(Stored entries)
━━━━━━━━

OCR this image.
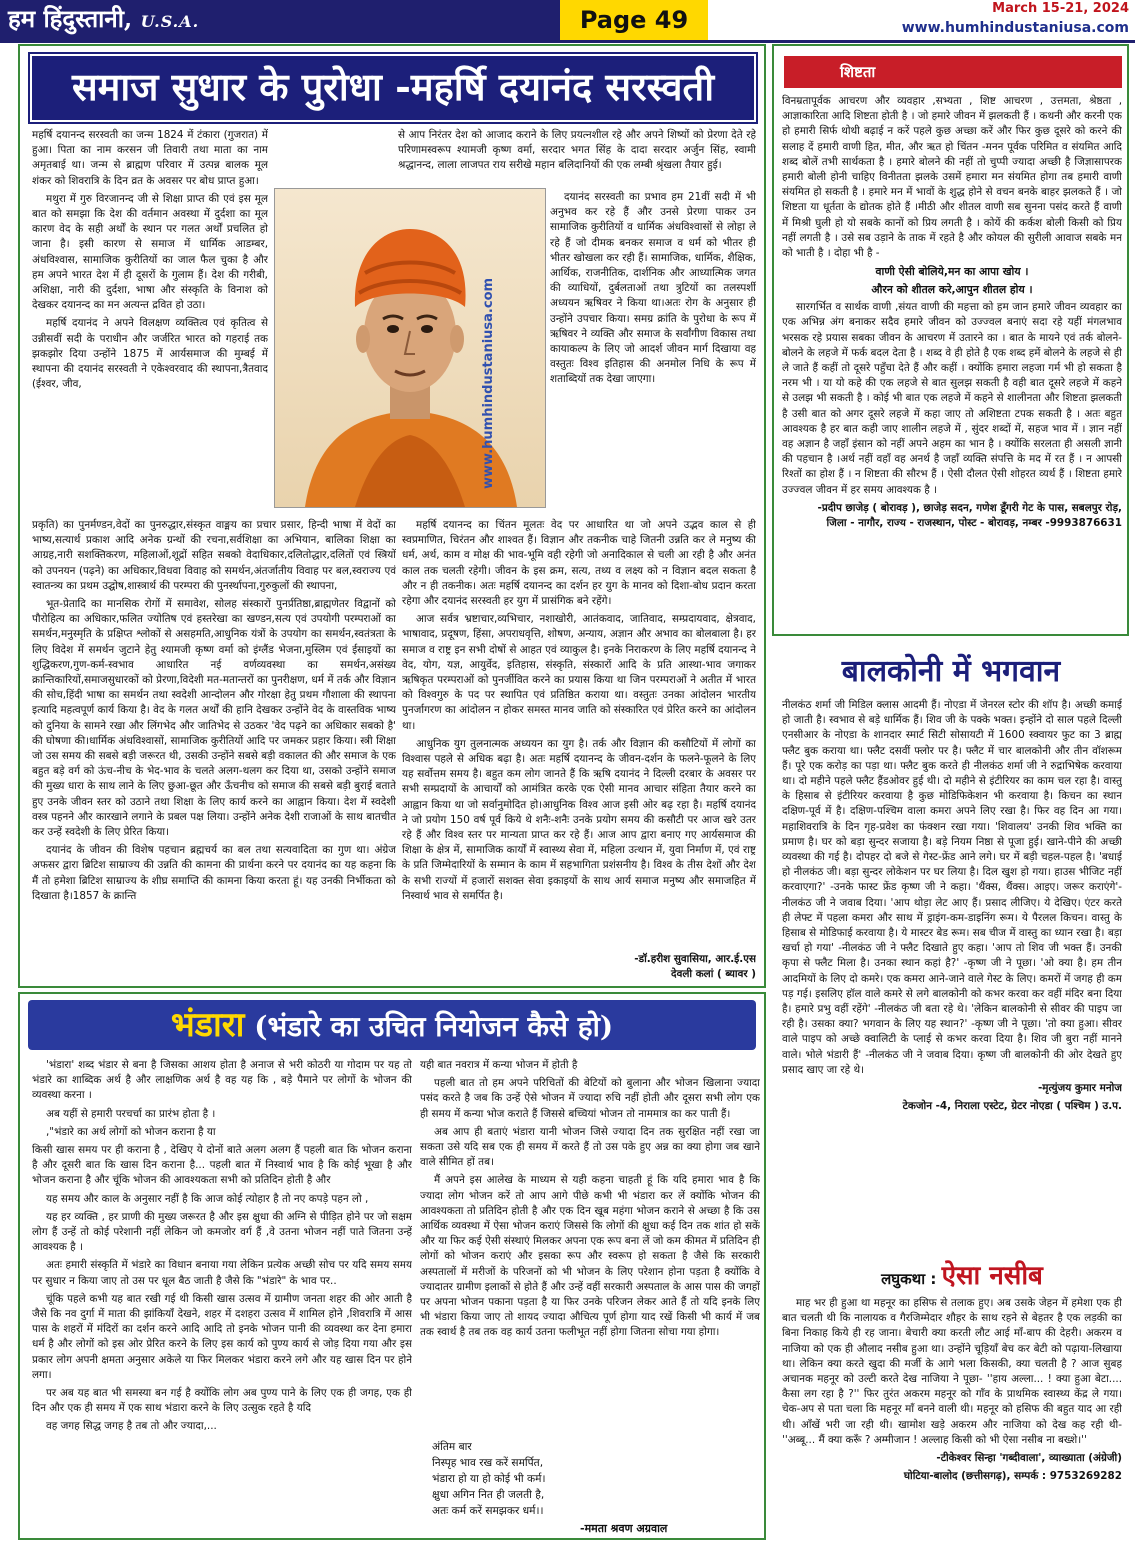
हम हिंदुस्तानी, U.S.A.	Page 49	March 15-21, 2024
www.humhindustaniusa.com
समाज सुधार के पुरोधा -महर्षि दयानंद सरस्वती

महर्षि दयानन्द सरस्वती का जन्म 1824 में टंकारा (गुजरात) में हुआ। पिता का नाम करसन जी तिवारी तथा माता का नाम अमृतबाई था। जन्म से ब्राह्मण परिवार में उत्पन्न बालक मूल शंकर को शिवरात्रि के दिन व्रत के अवसर पर बोध प्राप्त हुआ।

मथुरा में गुरु विरजानन्द जी से शिक्षा प्राप्त की एवं इस मूल बात को समझा कि देश की वर्तमान अवस्था में दुर्दशा का मूल कारण वेद के सही अर्थों के स्थान पर गलत अर्थों प्रचलित हो जाना है। इसी कारण से समाज में धार्मिक आडम्बर, अंधविश्वास, सामाजिक कुरीतियों का जाल फैल चुका है और हम अपने भारत देश में ही दूसरों के गुलाम हैं। देश की गरीबी, अशिक्षा, नारी की दुर्दशा, भाषा और संस्कृति के विनाश को देखकर दयानन्द का मन अत्यन्त द्रवित हो उठा।

महर्षि दयानंद ने अपने विलक्षण व्यक्तित्व एवं कृतित्व से उन्नीसवीं सदी के पराधीन और जर्जरित भारत को गहराई तक झकझोर दिया उन्होंने 1875 में आर्यसमाज की मुम्बई में स्थापना की दयानंद सरस्वती ने एकेश्वरवाद की स्थापना,त्रैतवाद (ईश्वर, जीव,	www.humhindustaniusa.com

से आप निरंतर देश को आजाद कराने के लिए प्रयत्नशील रहे और अपने शिष्यों को प्रेरणा देते रहे परिणामस्वरूप श्यामजी कृष्ण वर्मा, सरदार भगत सिंह के दादा सरदार अर्जुन सिंह, स्वामी श्रद्धानन्द, लाला लाजपत राय सरीखे महान बलिदानियों की एक लम्बी श्रृंखला तैयार हुई।

दयानंद सरस्वती का प्रभाव हम 21वीं सदी में भी अनुभव कर रहे हैं और उनसे प्रेरणा पाकर उन सामाजिक कुरीतियों व धार्मिक अंधविश्वासों से लोहा ले रहे हैं जो दीमक बनकर समाज व धर्म को भीतर ही भीतर खोखला कर रही हैं। सामाजिक, धार्मिक, शैक्षिक, आर्थिक, राजनीतिक, दार्शनिक और आध्यात्मिक जगत की व्याधियों, दुर्बलताओं तथा त्रुटियों का तलस्पर्शी अध्ययन ऋषिवर ने किया था।अतः रोग के अनुसार ही उन्होंने उपचार किया। समग्र क्रांति के पुरोधा के रूप में ऋषिवर ने व्यक्ति और समाज के सर्वांगीण विकास तथा कायाकल्प के लिए जो आदर्श जीवन मार्ग दिखाया वह वस्तुतः विश्व इतिहास की अनमोल निधि के रूप में शताब्दियों तक देखा जाएगा।

प्रकृति) का पुनर्मण्डन,वेदों का पुनरुद्धार,संस्कृत वाङ्मय का प्रचार प्रसार, हिन्दी भाषा में वेदों का भाष्य,सत्यार्थ प्रकाश आदि अनेक ग्रन्थों की रचना,सर्वशिक्षा का अभियान, बालिका शिक्षा का आग्रह,नारी सशक्तिकरण, महिलाओं,शूद्रों सहित सबको वेदाधिकार,दलितोद्धार,दलितों एवं स्त्रियों को उपनयन (पढ़ने) का अधिकार,विधवा विवाह को समर्थन,अंतर्जातीय विवाह पर बल,स्वराज्य एवं स्वातन्त्र्य का प्रथम उद्घोष,शास्त्रार्थ की परम्परा की पुनर्स्थापना,गुरुकुलों की स्थापना,

भूत-प्रेतादि का मानसिक रोगों में समावेश, सोलह संस्कारों पुनर्प्रतिष्ठा,ब्राह्मणेतर विद्वानों को पौरोहित्य का अधिकार,फलित ज्योतिष एवं हस्तरेखा का खण्डन,सत्य एवं उपयोगी परम्पराओं का समर्थन,मनुस्मृति के प्रक्षिप्त श्लोकों से असहमति,आधुनिक यंत्रों के उपयोग का समर्थन,स्वतंत्रता के लिए विदेश में समर्थन जुटाने हेतु श्यामजी कृष्ण वर्मा को इंग्लैंड भेजना,मुस्लिम एवं ईसाइयों का शुद्धिकरण,गुण-कर्म-स्वभाव आधारित नई वर्णव्यवस्था का समर्थन,असंख्य क्रान्तिकारियों,समाजसुधारकों को प्रेरणा,विदेशी मत-मतान्तरों का पुनरीक्षण, धर्म में तर्क और विज्ञान की सोच,हिंदी भाषा का समर्थन तथा स्वदेशी आन्दोलन और गोरक्षा हेतु प्रथम गौशाला की स्थापना इत्यादि महत्वपूर्ण कार्य किया है। वेद के गलत अर्थों की हानि देखकर उन्होंने वेद के वास्तविक भाष्य को दुनिया के सामने रखा और लिंगभेद और जातिभेद से उठकर 'वेद पढ़ने का अधिकार सबको है' की घोषणा की।धार्मिक अंधविश्वासों, सामाजिक कुरीतियों आदि पर जमकर प्रहार किया। स्त्री शिक्षा जो उस समय की सबसे बड़ी जरूरत थी, उसकी उन्होंने सबसे बड़ी वकालत की और समाज के एक बहुत बड़े वर्ग को ऊंच-नीच के भेद-भाव के चलते अलग-थलग कर दिया था, उसको उन्होंने समाज की मुख्य धारा के साथ लाने के लिए छुआ-छूत और ऊँचनीच को समाज की सबसे बड़ी बुराई बताते हुए उनके जीवन स्तर को उठाने तथा शिक्षा के लिए कार्य करने का आह्वान किया। देश में स्वदेशी वस्त्र पहनने और कारखाने लगाने के प्रबल पक्ष लिया। उन्होंने अनेक देशी राजाओं के साथ बातचीत कर उन्हें स्वदेशी के लिए प्रेरित किया।

दयानंद के जीवन की विशेष पहचान ब्रह्मचर्य का बल तथा सत्यवादिता का गुण था। अंग्रेज अफसर द्वारा ब्रिटिश साम्राज्य की उन्नति की कामना की प्रार्थना करने पर दयानंद का यह कहना कि मैं तो हमेशा ब्रिटिश साम्राज्य के शीघ्र समाप्ति की कामना किया करता हूं। यह उनकी निर्भीकता को दिखाता है।1857 के क्रान्ति

महर्षि दयानन्द का चिंतन मूलतः वेद पर आधारित था जो अपने उद्भव काल से ही स्वप्रमाणित, चिरंतन और शाश्वत हैं। विज्ञान और तकनीक चाहे जितनी उन्नति कर ले मनुष्य की धर्म, अर्थ, काम व मोक्ष की भाव-भूमि वही रहेगी जो अनादिकाल से चली आ रही है और अनंत काल तक चलती रहेगी। जीवन के इस क्रम, सत्य, तथ्य व लक्ष्य को न विज्ञान बदल सकता है और न ही तकनीक। अतः महर्षि दयानन्द का दर्शन हर युग के मानव को दिशा-बोध प्रदान करता रहेगा और दयानंद सरस्वती हर युग में प्रासंगिक बने रहेंगे।

आज सर्वत्र भ्रष्टाचार,व्यभिचार, नशाखोरी, आतंकवाद, जातिवाद, सम्प्रदायवाद, क्षेत्रवाद, भाषावाद, प्रदूषण, हिंसा, अपराधवृत्ति, शोषण, अन्याय, अज्ञान और अभाव का बोलबाला है। हर समाज व राष्ट्र इन सभी दोषों से आहत एवं व्याकुल है। इनके निराकरण के लिए महर्षि दयानन्द ने वेद, योग, यज्ञ, आयुर्वेद, इतिहास, संस्कृति, संस्कारों आदि के प्रति आस्था-भाव जगाकर ऋषिकृत परम्पराओं को पुनर्जीवित करने का प्रयास किया था जिन परम्पराओं ने अतीत में भारत को विश्वगुरु के पद पर स्थापित एवं प्रतिष्ठित कराया था। वस्तुतः उनका आंदोलन भारतीय पुनर्जागरण का आंदोलन न होकर समस्त मानव जाति को संस्कारित एवं प्रेरित करने का आंदोलन था।

आधुनिक युग तुलनात्मक अध्ययन का युग है। तर्क और विज्ञान की कसौटियों में लोगों का विश्वास पहले से अधिक बढ़ा है। अतः महर्षि दयानन्द के जीवन-दर्शन के फलने-फूलने के लिए यह सर्वोत्तम समय है। बहुत कम लोग जानते हैं कि ऋषि दयानंद ने दिल्ली दरबार के अवसर पर सभी सम्प्रदायों के आचार्यों को आमंत्रित करके एक ऐसी मानव आचार संहिता तैयार करने का आह्वान किया था जो सर्वानुमोदित हो।आधुनिक विश्व आज इसी ओर बढ़ रहा है। महर्षि दयानंद ने जो प्रयोग 150 वर्ष पूर्व किये थे शनैः-शनैः उनके प्रयोग समय की कसौटी पर आज खरे उतर रहे हैं और विश्व स्तर पर मान्यता प्राप्त कर रहे हैं। आज आप द्वारा बनाए गए आर्यसमाज की शिक्षा के क्षेत्र में, सामाजिक कार्यों में स्वास्थ्य सेवा में, महिला उत्थान में, युवा निर्माण में, एवं राष्ट्र के प्रति जिम्मेदारियों के सम्मान के काम में सहभागिता प्रशंसनीय है। विश्व के तीस देशों और देश के सभी राज्यों में हजारों सशक्त सेवा इकाइयों के साथ आर्य समाज मनुष्य और समाजहित में निस्वार्थ भाव से समर्पित है।

-डॉ.हरीश सुवासिया, आर.ई.एस
देवली कलां ( ब्यावर )
भंडारा (भंडारे का उचित नियोजन कैसे हो)

'भंडारा' शब्द भंडार से बना है जिसका आशय होता है अनाज से भरी कोठरी या गोदाम पर यह तो भंडारे का शाब्दिक अर्थ है और लाक्षणिक अर्थ है वह यह कि , बड़े पैमाने पर लोगों के भोजन की व्यवस्था करना ।

अब यहीं से हमारी परचर्चा का प्रारंभ होता है ।

,"भंडारे का अर्थ लोगों को भोजन कराना है या

किसी खास समय पर ही कराना है , देखिए ये दोनों बाते अलग अलग हैं पहली बात कि भोजन कराना है और दूसरी बात कि खास दिन कराना है... पहली बात में निस्वार्थ भाव है कि कोई भूखा है और भोजन कराना है और चूंकि भोजन की आवश्यकता सभी को प्रतिदिन होती है और

यह समय और काल के अनुसार नहीं है कि आज कोई त्योहार है तो नए कपड़े पहन लो ,

यह हर व्यक्ति , हर प्राणी की मुख्य जरूरत है और इस क्षुधा की अग्नि से पीड़ित होने पर जो सक्षम लोग हैं उन्हें तो कोई परेशानी नहीं लेकिन जो कमजोर वर्ग हैं ,वे उतना भोजन नहीं पाते जितना उन्हें आवश्यक है ।

अतः हमारी संस्कृति में भंडारे का विधान बनाया गया लेकिन प्रत्येक अच्छी सोच पर यदि समय समय पर सुधार न किया जाए तो उस पर धूल बैठ जाती है जैसे कि "भंडारे" के भाव पर..

चूंकि पहले कभी यह बात रखी गई थी किसी खास उत्सव में ग्रामीण जनता शहर की ओर आती है जैसे कि नव दुर्गा में माता की झांकियाँ देखने, शहर में दशहरा उत्सव में शामिल होने ,शिवरात्रि में आस पास के शहरों में मंदिरों का दर्शन करने आदि आदि तो इनके भोजन पानी की व्यवस्था कर देना हमारा धर्म है और लोगों को इस ओर प्रेरित करने के लिए इस कार्य को पुण्य कार्य से जोड़ दिया गया और इस प्रकार लोग अपनी क्षमता अनुसार अकेले या फिर मिलकर भंडारा करने लगे और यह खास दिन पर होने लगा।

पर अब यह बात भी समस्या बन गई है क्योंकि लोग अब पुण्य पाने के लिए एक ही जगह, एक ही दिन और एक ही समय में एक साथ भंडारा करने के लिए उत्सुक रहते है यदि

वह जगह सिद्ध जगह है तब तो और ज्यादा,...

यही बात नवरात्र में कन्या भोजन में होती है

पहली बात तो हम अपने परिचितों की बेटियों को बुलाना और भोजन खिलाना ज्यादा पसंद करते है जब कि उन्हें ऐसे भोजन में ज्यादा रुचि नहीं होती और दूसरा सभी लोग एक ही समय में कन्या भोज कराते हैं जिससे बच्चियां भोजन तो नाममात्र का कर पाती हैं।

अब आप ही बताएं भंडारा यानी भोजन जिसे ज्यादा दिन तक सुरक्षित नहीं रखा जा सकता उसे यदि सब एक ही समय में करते हैं तो उस पके हुए अन्न का क्या होगा जब खाने वाले सीमित हों तब।

मैं अपने इस आलेख के माध्यम से यही कहना चाहती हूं कि यदि हमारा भाव है कि ज्यादा लोग भोजन करें तो आप आगे पीछे कभी भी भंडारा कर लें क्योंकि भोजन की आवश्यकता तो प्रतिदिन होती है और एक दिन खूब महंगा भोजन कराने से अच्छा है कि उस आर्थिक व्यवस्था में ऐसा भोजन कराएं जिससे कि लोगों की क्षुधा कई दिन तक शांत हो सकें और या फिर कई ऐसी संस्थाएं मिलकर अपना एक रूप बना लें जो कम कीमत में प्रतिदिन ही लोगों को भोजन कराएं और इसका रूप और स्वरूप हो सकता है जैसे कि सरकारी अस्पतालों में मरीजों के परिजनों को भी भोजन के लिए परेशान होना पड़ता है क्योंकि वे ज्यादातर ग्रामीण इलाकों से होते हैं और उन्हें वहीं सरकारी अस्पताल के आस पास की जगहों पर अपना भोजन पकाना पड़ता है या फिर उनके परिजन लेकर आते हैं तो यदि इनके लिए भी भंडारा किया जाए तो शायद ज्यादा औचित्य पूर्ण होगा याद रखें किसी भी कार्य में जब तक स्वार्थ है तब तक वह कार्य उतना फलीभूत नहीं होगा जितना सोचा गया होगा।

अंतिम बार
निस्पृह भाव रख करें समर्पित,
भंडारा हो या हो कोई भी कर्म।
क्षुधा अगिन नित ही जलती है,
अतः कर्म करें समझकर धर्म।।
-ममता श्रवण अग्रवाल
शिष्टता

विनम्रतापूर्वक आचरण और व्यवहार ,सभ्यता , शिष्ट आचरण , उत्तमता, श्रेष्ठता , आज्ञाकारिता आदि शिष्टता होती है । जो हमारे जीवन में झलकती हैं । कथनी और करनी एक हो हमारी सिर्फ थोथी बढ़ाई न करें पहले कुछ अच्छा करें और फिर कुछ दूसरे को करने की सलाह दें हमारी वाणी हित, मीत, और ऋत हो चिंतन -मनन पूर्वक परिमित व संयमित आदि शब्द बोलें तभी सार्थकता है । हमारे बोलने की नहीं तो चुप्पी ज्यादा अच्छी है जिज्ञासापरक हमारी बोली होनी चाहिए विनीतता झलके उसमें हमारा मन संयमित होगा तब हमारी वाणी संयमित हो सकती है । हमारे मन में भावों के शुद्ध होने से वचन बनके बाहर झलकते हैं । जो शिष्टता या धूर्तता के द्योतक होते हैं ।मीठी और शीतल वाणी सब सुनना पसंद करते हैं वाणी में मिश्री घुली हो यो सबके कानों को प्रिय लगती है । कोयें की कर्कश बोली किसी को प्रिय नहीं लगती है । उसे सब उड़ाने के ताक में रहते है और कोयल की सुरीली आवाज सबके मन को भाती है । दोहा भी है -

वाणी ऐसी बोलिये,मन का आपा खोय ।
औरन को शीतल करे,आपुन शीतल होय ।

सारगर्भित व सार्थक वाणी ,संयत वाणी की महत्ता को हम जान हमारे जीवन व्यवहार का एक अभिन्न अंग बनाकर सदैव हमारे जीवन को उज्ज्वल बनाएं सदा रहे यहीं मंगलभाव भरसक रहे प्रयास सबका जीवन के आचरण में उतारने का । बात के मायने एवं तर्क बोलने-बोलने के लहजे में फर्क बदल देता है । शब्द वे ही होते है एक शब्द हमें बोलने के लहजे से ही ले जाते हैं कहीं तो दूसरे पहुँचा देते हैं और कहीं । क्योंकि हमारा लहजा गर्म भी हो सकता है नरम भी । या यो कहे की एक लहजे से बात सुलझ सकती है वही बात दूसरे लहजे में कहने से उलझ भी सकती है । कोई भी बात एक लहजे में कहने से शालीनता और शिष्टता झलकती है उसी बात को अगर दूसरे लहजे में कहा जाए तो अशिष्टता टपक सकती है । अतः बहुत आवश्यक है हर बात कही जाए शालीन लहजे में , सुंदर शब्दों में, सहज भाव में । ज्ञान नहीं वह अज्ञान है जहाँ इंसान को नहीं अपने अहम का भान है । क्योंकि सरलता ही असली ज्ञानी की पहचान है ।अर्थ नहीं वहाँ वह अनर्थ है जहाँ व्यक्ति संपत्ति के मद में रत हैं । न आपसी रिश्तों का होश हैं । न शिष्टता की सौरभ हैं । ऐसी दौलत ऐसी शोहरत व्यर्थ हैं । शिष्टता हमारे उज्ज्वल जीवन में हर समय आवश्यक है ।

-प्रदीप छाजेड़ ( बोरावड़ ), छाजेड़ सदन, गणेश डूँगरी गेट के पास, सबलपुर रोड़, जिला - नागौर, राज्य - राजस्थान, पोस्ट - बोरावड़, नम्बर -9993876631

बालकोनी में भगवान

नीलकंठ शर्मा जी मिडिल क्लास आदमी हैं। नोएडा में जेनरल स्टोर की शॉप है। अच्छी कमाई हो जाती है। स्वभाव से बड़े धार्मिक हैं। शिव जी के पक्के भक्त। इन्होंने दो साल पहले दिल्ली एनसीआर के नोएडा के शानदार स्मार्ट सिटी सोसायटी में 1600 स्क्वायर फुट का 3 ब्राह्म फ्लैट बुक कराया था। फ्लैट दसवीं फ्लोर पर है। फ्लैट में चार बालकोनी और तीन वॉशरूम हैं। पूरे एक करोड़ का पड़ा था। फ्लैट बुक करते ही नीलकंठ शर्मा जी ने रुद्राभिषेक करवाया था। दो महीने पहले फ्लैट हैंडओवर हुई थी। दो महीने से इंटीरियर का काम चल रहा है। वास्तु के हिसाब से इंटीरियर करवाया है कुछ मोडिफिकेशन भी करवाया है। किचन का स्थान दक्षिण-पूर्व में है। दक्षिण-पश्चिम वाला कमरा अपने लिए रखा है। फिर वह दिन आ गया। महाशिवरात्रि के दिन गृह-प्रवेश का फंक्शन रखा गया। 'शिवालय' उनकी शिव भक्ति का प्रमाण है। घर को बड़ा सुन्दर सजाया है। बड़े नियम निष्ठा से पूजा हुई। खाने-पीने की अच्छी व्यवस्था की गई है। दोपहर दो बजे से गेस्ट-फ्रेंड आने लगे। घर में बड़ी चहल-पहल है। 'बधाई हो नीलकंठ जी। बड़ा सुन्दर लोकेशन पर घर लिया है। दिल खुश हो गया। हाउस भीजिट नहीं करवाएगा?' -उनके फास्ट फ्रेंड कृष्ण जी ने कहा। 'थैंक्स, थैंक्स। आइए। जरूर कराएंगे'- नीलकंठ जी ने जवाब दिया। 'आप थोड़ा लेट आए हैं। प्रसाद लीजिए। ये देखिए। एंटर करते ही लेफ्ट में पहला कमरा और साथ में ड्राइंग-कम-डाइनिंग रूम। ये पैरलल किचन। वास्तु के हिसाब से मोडिफाई करवाया है। ये मास्टर बेड रूम। सब चीज में वास्तु का ध्यान रखा है। बड़ा खर्चा हो गया' -नीलकंठ जी ने फ्लैट दिखाते हुए कहा। 'आप तो शिव जी भक्त हैं। उनकी कृपा से फ्लैट मिला है। उनका स्थान कहां है?' -कृष्ण जी ने पूछा। 'ओ क्या है। हम तीन आदमियों के लिए दो कमरे। एक कमरा आने-जाने वाले गेस्ट के लिए। कमरों में जगह ही कम पड़ गई। इसलिए हॉल वाले कमरे से लगे बालकोनी को कभर करवा कर वहीं मंदिर बना दिया है। हमारे प्रभु वहीं रहेंगे' -नीलकंठ जी बता रहे थे। 'लेकिन बालकोनी से सीवर की पाइप जा रही है। उसका क्या? भगवान के लिए यह स्थान?' -कृष्ण जी ने पूछा। 'तो क्या हुआ। सीवर वाले पाइप को अच्छे क्वालिटी के प्लाई से कभर करवा दिया है। शिव जी बुरा नहीं मानने वाले। भोले भंडारी हैं' -नीलकंठ जी ने जवाब दिया। कृष्ण जी बालकोनी की ओर देखते हुए प्रसाद खाए जा रहे थे।

-मृत्युंजय कुमार मनोज

टेकजोन -4, निराला एस्टेट, ग्रेटर नोएडा ( पश्चिम ) उ.प.

लघुकथा : ऐसा नसीब

माह भर ही हुआ था महनूर का हसिफ से तलाक हुए। अब उसके जेहन में हमेशा एक ही बात चलती थी कि नालायक व गैरजिम्मेदार शौहर के साथ रहने से बेहतर है एक लड़की का बिना निकाह किये ही रह जाना। बेचारी क्या करती लौट आई माँ-बाप की देहरी। अकरम व नाजिया को एक ही औलाद नसीब हुआ था। उन्होंने चूड़ियाँ बेच कर बेटी को पढ़ाया-लिखाया था। लेकिन क्या करते खुदा की मर्जी के आगे भला किसकी, क्या चलती है ? आज सुबह अचानक महनूर को उल्टी करते देख नाजिया ने पूछा- ''हाय अल्ला... ! क्या हुआ बेटा.... कैसा लग रहा है ?'' फिर तुरंत अकरम महनूर को गाँव के प्राथमिक स्वास्थ्य केंद्र ले गया। चेक-अप से पता चला कि महनूर माँ बनने वाली थी। महनूर को हसिफ की बहुत याद आ रही थी। आँखें भरी जा रही थी। खामोश खड़े अकरम और नाजिया को देख कह रही थी- ''अब्बू... मैं क्या करूँ ? अम्मीजान ! अल्लाह किसी को भी ऐसा नसीब ना बख्शे।''

-टीकेश्वर सिन्हा 'गब्दीवाला', व्याख्याता (अंग्रेजी)

घोटिया-बालोद (छत्तीसगढ़), सम्पर्क : 9753269282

━━━━━━━━

**Task instructions**. Filter the data for the string "humhindustaniusa" and copy every line that has it.

**The reply**.
www.humhindustaniusa.com
महर्षि दयानंद ने अपने विलक्षण व्यक्तित्व एवं कृतित्व से उन्नीसवीं सदी के पराधीन और जर्जरित भारत को गहराई तक झकझोर दिया उन्होंने 1875 में आर्यसमाज की मुम्बई में स्थापना की दयानंद सरस्वती ने एकेश्वरवाद की स्थापना,त्रैतवाद (ईश्वर, जीव,	www.humhindustaniusa.com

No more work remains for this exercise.